Record set:
══════

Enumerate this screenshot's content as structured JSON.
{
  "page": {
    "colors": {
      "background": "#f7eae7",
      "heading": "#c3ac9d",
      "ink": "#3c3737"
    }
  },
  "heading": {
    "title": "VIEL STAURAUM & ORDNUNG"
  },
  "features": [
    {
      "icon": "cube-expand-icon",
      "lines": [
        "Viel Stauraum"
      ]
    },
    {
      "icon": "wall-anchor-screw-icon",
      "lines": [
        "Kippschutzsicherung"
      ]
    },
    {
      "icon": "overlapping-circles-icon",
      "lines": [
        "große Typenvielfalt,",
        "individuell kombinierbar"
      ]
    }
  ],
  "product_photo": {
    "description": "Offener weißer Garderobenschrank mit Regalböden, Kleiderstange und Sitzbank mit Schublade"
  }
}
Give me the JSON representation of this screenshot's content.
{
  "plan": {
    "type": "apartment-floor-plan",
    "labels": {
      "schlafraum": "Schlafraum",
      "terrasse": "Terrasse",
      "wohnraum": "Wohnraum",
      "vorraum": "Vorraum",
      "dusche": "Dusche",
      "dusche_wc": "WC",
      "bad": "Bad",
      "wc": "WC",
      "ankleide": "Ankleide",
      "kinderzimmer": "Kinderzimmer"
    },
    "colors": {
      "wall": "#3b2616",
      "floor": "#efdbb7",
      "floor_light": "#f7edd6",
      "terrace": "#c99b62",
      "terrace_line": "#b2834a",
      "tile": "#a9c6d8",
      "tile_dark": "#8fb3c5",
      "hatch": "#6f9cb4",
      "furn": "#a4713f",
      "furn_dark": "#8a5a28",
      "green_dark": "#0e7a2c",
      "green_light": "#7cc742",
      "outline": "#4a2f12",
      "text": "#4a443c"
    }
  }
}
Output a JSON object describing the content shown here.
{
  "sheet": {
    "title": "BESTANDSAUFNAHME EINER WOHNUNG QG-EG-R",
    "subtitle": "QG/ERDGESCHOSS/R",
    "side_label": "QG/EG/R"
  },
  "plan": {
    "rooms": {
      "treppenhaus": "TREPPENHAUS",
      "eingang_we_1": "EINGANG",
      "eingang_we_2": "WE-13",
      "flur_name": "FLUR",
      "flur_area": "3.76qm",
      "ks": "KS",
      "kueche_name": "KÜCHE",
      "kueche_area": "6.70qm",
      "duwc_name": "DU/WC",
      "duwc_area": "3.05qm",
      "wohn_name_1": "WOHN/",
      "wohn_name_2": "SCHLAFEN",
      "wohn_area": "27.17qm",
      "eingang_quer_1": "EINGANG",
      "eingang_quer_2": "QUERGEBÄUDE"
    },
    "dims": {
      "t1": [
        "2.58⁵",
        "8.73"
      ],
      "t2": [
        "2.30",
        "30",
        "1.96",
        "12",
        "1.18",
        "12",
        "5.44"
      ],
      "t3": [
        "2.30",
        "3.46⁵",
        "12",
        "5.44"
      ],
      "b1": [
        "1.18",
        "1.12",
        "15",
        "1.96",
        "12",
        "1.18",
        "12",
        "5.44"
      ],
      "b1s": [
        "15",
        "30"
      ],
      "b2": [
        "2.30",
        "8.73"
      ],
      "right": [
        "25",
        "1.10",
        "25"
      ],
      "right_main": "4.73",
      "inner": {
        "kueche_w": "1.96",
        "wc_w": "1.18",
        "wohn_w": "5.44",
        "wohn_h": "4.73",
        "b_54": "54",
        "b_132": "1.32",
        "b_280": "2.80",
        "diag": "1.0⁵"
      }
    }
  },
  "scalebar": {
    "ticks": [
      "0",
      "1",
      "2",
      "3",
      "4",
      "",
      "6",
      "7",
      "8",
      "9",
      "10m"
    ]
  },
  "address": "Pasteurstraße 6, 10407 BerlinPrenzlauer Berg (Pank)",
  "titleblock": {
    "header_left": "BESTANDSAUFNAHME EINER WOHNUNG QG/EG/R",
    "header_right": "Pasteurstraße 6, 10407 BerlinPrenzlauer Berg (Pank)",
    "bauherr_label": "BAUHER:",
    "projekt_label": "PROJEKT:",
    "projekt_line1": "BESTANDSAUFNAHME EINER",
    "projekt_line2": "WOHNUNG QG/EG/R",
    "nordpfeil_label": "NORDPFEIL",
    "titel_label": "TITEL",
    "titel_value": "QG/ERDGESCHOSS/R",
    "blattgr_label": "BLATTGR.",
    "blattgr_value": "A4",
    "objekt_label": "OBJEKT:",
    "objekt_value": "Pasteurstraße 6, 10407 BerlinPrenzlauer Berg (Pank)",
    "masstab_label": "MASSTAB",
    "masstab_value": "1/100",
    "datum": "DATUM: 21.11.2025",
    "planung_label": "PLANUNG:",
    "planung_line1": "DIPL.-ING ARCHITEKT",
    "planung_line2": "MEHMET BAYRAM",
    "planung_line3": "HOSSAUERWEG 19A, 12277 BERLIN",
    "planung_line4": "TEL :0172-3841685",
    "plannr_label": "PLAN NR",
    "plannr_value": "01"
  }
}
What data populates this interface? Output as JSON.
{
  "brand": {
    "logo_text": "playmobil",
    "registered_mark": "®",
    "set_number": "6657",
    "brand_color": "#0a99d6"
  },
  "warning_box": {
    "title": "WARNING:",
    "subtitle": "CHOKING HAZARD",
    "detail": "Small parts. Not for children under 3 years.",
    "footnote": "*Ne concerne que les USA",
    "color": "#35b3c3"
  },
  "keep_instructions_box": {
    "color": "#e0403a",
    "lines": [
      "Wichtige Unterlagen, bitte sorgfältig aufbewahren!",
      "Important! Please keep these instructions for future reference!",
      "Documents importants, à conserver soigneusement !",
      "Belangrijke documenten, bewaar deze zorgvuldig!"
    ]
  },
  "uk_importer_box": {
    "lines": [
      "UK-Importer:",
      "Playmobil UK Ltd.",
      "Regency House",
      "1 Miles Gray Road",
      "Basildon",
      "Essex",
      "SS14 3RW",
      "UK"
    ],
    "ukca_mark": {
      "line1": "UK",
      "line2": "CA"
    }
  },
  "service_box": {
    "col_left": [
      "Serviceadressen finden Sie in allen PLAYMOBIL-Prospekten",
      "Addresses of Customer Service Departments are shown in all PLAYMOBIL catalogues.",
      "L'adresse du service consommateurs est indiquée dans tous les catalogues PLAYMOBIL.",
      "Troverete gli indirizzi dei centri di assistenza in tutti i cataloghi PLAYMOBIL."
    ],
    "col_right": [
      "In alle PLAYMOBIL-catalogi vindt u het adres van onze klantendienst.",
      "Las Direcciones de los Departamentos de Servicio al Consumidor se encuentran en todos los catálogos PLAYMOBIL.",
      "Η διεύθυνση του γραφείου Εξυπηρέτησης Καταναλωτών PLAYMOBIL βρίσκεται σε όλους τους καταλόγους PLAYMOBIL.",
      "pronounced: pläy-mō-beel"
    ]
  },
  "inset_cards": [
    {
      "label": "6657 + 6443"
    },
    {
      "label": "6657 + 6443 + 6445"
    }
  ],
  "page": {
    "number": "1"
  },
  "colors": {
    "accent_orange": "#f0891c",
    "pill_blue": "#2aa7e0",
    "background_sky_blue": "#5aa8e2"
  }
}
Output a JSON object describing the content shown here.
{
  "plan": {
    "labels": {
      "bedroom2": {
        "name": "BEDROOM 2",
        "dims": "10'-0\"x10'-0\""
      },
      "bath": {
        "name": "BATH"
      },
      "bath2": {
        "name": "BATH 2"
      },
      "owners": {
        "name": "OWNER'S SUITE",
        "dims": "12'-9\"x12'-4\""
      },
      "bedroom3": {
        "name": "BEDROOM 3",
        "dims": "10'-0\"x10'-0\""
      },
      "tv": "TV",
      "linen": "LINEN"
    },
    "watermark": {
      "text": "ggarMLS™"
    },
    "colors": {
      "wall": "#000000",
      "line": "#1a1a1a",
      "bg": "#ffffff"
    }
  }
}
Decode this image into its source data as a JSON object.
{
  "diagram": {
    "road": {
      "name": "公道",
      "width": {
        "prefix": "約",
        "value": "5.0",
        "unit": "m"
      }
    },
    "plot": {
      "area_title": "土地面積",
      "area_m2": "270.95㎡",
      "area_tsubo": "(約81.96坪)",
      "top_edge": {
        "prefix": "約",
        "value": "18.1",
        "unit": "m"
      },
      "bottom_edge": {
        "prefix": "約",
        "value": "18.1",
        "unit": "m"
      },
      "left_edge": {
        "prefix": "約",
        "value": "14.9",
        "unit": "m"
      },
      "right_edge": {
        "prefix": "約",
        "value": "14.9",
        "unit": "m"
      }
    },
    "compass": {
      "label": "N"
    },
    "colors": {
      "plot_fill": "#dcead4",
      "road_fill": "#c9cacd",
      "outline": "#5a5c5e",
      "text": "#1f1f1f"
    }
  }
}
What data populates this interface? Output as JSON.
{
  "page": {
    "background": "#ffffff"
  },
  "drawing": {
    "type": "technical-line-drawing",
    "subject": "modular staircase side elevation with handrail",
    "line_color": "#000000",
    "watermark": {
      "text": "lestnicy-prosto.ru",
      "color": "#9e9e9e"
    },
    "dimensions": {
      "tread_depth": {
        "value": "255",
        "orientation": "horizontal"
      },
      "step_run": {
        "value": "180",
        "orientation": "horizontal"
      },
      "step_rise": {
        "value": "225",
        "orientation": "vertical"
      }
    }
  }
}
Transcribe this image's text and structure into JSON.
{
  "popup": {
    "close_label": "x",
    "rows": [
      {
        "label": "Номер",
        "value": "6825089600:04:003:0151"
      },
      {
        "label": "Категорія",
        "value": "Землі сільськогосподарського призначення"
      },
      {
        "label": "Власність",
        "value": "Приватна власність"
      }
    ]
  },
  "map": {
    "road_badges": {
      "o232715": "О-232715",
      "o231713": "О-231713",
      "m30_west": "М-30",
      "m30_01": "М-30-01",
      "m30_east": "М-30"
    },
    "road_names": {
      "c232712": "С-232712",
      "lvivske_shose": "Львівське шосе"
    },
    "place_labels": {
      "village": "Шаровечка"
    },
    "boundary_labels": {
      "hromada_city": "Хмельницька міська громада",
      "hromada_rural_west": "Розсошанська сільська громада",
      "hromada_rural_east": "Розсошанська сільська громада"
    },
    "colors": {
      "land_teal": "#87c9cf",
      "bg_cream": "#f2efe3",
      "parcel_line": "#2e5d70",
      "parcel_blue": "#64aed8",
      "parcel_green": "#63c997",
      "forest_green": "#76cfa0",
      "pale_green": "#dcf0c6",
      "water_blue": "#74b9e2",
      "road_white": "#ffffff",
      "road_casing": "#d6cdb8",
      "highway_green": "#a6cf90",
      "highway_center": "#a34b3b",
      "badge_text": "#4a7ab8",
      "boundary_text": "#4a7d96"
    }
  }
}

══════

Exercise goal:
Find every line in the records above that holds the word "ffffff", and copy each one.

Reply to the exercise:
      "bg": "#ffffff"
    "background": "#ffffff"
      "road_white": "#ffffff",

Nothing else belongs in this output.